Problem details:
Could you transcribe the material below exactly, without leaving out a single line?

Extracted entries:
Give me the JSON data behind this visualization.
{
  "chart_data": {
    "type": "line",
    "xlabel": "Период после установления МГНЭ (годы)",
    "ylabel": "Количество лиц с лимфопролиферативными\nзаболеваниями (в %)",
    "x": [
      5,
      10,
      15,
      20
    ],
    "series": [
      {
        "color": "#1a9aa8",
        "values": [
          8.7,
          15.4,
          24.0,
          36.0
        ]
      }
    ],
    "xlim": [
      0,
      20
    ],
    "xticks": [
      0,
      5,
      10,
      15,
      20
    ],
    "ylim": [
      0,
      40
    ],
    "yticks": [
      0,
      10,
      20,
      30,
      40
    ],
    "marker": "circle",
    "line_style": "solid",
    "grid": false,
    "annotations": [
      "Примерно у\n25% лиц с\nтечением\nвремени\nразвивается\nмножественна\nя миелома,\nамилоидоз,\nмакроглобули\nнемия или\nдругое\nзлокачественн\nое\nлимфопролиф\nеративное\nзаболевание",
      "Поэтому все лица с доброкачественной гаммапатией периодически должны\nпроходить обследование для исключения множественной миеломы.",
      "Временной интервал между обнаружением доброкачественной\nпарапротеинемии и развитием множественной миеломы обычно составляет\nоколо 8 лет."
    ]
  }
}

Output of the exercise:
Give me the JSON data behind this visualization.
{
  "chart_data": {
    "type": "line",
    "xlabel": "Период после установления МГНЭ (годы)",
    "ylabel": "Количество лиц с лимфопролиферативными\nзаболеваниями (в %)",
    "x": [
      5,
      10,
      15,
      20
    ],
    "series": [
      {
        "color": "#1a9aa8",
        "values": [
          8.7,
          15.4,
          24.0,
          36.0
        ]
      }
    ],
    "xlim": [
      0,
      20
    ],
    "xticks": [
      0,
      5,
      10,
      15,
      20
    ],
    "ylim": [
      0,
      40
    ],
    "yticks": [
      0,
      10,
      20,
      30,
      40
    ],
    "marker": "circle",
    "line_style": "solid",
    "grid": false,
    "annotations": [
      "Примерно у\n25% лиц с\nтечением\nвремени\nразвивается\nмножественна\nя миелома,\nамилоидоз,\nмакроглобули\nнемия или\nдругое\nзлокачественн\nое\nлимфопролиф\nеративное\nзаболевание",
      "Поэтому все лица с доброкачественной гаммапатией периодически должны\nпроходить обследование для исключения множественной миеломы.",
      "Временной интервал между обнаружением доброкачественной\nпарапротеинемии и развитием множественной миеломы обычно составляет\nоколо 8 лет."
    ]
  }
}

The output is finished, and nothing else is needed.